### [AIM OF THE EXERCISE]
Gather each line in the entries that includes the string "JSON".
##### ENTRIES #####
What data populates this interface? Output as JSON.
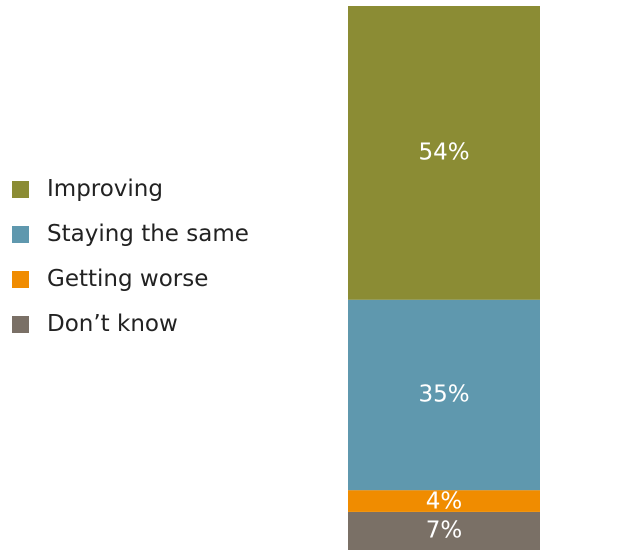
{
  "chart_data": {
    "type": "bar",
    "stacked": true,
    "categories": [
      ""
    ],
    "series": [
      {
        "name": "Improving",
        "values": [
          54
        ],
        "label": "54%",
        "color": "#8b8c34"
      },
      {
        "name": "Staying the same",
        "values": [
          35
        ],
        "label": "35%",
        "color": "#5f98ae"
      },
      {
        "name": "Getting worse",
        "values": [
          4
        ],
        "label": "4%",
        "color": "#f08c00"
      },
      {
        "name": "Don’t know",
        "values": [
          7
        ],
        "label": "7%",
        "color": "#7a7066"
      }
    ],
    "ylim": [
      0,
      100
    ],
    "legend_position": "left",
    "grid": false
  }
}
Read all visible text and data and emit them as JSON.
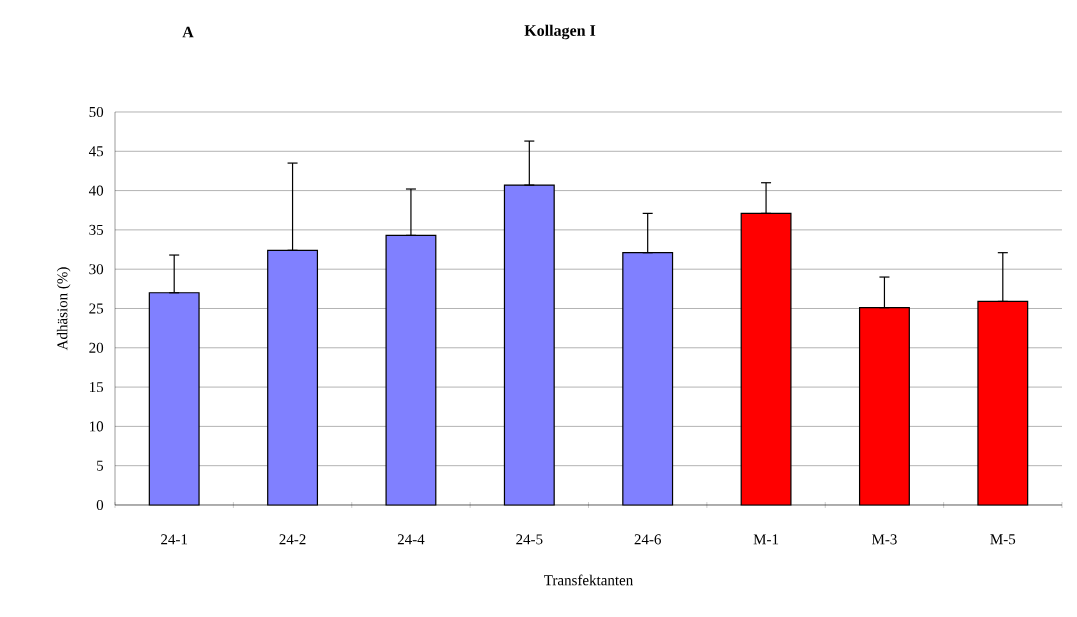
{
  "chart_data": {
    "type": "bar",
    "title": "Kollagen I",
    "annotations": [
      "A"
    ],
    "xlabel": "Transfektanten",
    "ylabel": "Adhäsion (%)",
    "categories": [
      "24-1",
      "24-2",
      "24-4",
      "24-5",
      "24-6",
      "M-1",
      "M-3",
      "M-5"
    ],
    "values": [
      27.0,
      32.4,
      34.3,
      40.7,
      32.1,
      37.1,
      25.1,
      25.9
    ],
    "errors": [
      [
        27.0,
        31.8
      ],
      [
        32.4,
        43.5
      ],
      [
        34.3,
        40.2
      ],
      [
        40.7,
        46.3
      ],
      [
        32.1,
        37.1
      ],
      [
        37.1,
        41.0
      ],
      [
        25.1,
        29.0
      ],
      [
        25.9,
        32.1
      ]
    ],
    "colors": [
      "#8080ff",
      "#8080ff",
      "#8080ff",
      "#8080ff",
      "#8080ff",
      "#ff0000",
      "#ff0000",
      "#ff0000"
    ],
    "ylim": [
      0,
      50
    ],
    "yticks": [
      0,
      5,
      10,
      15,
      20,
      25,
      30,
      35,
      40,
      45,
      50
    ],
    "grid": "y"
  }
}
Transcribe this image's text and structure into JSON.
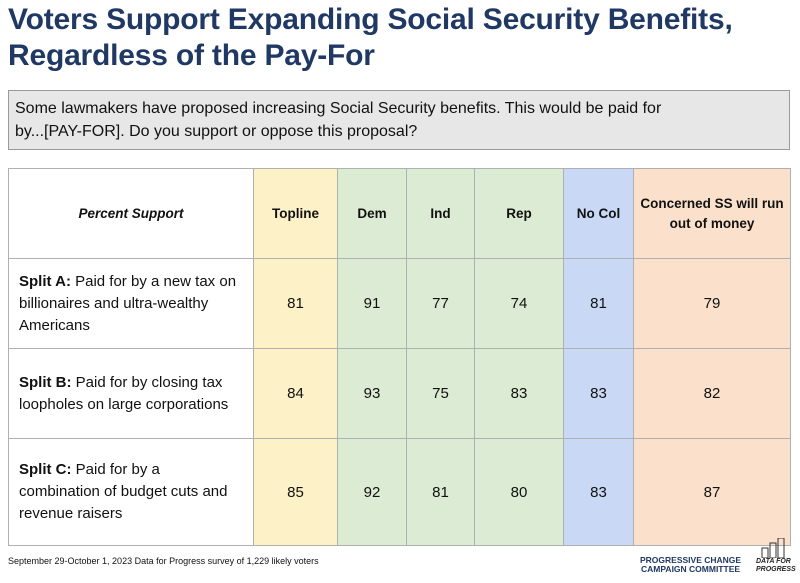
#####
### [RESPONSE]
What data populates this interface? Output as JSON.
Read all visible text and data and emit them as JSON.
Transcribe this image's text and structure into JSON.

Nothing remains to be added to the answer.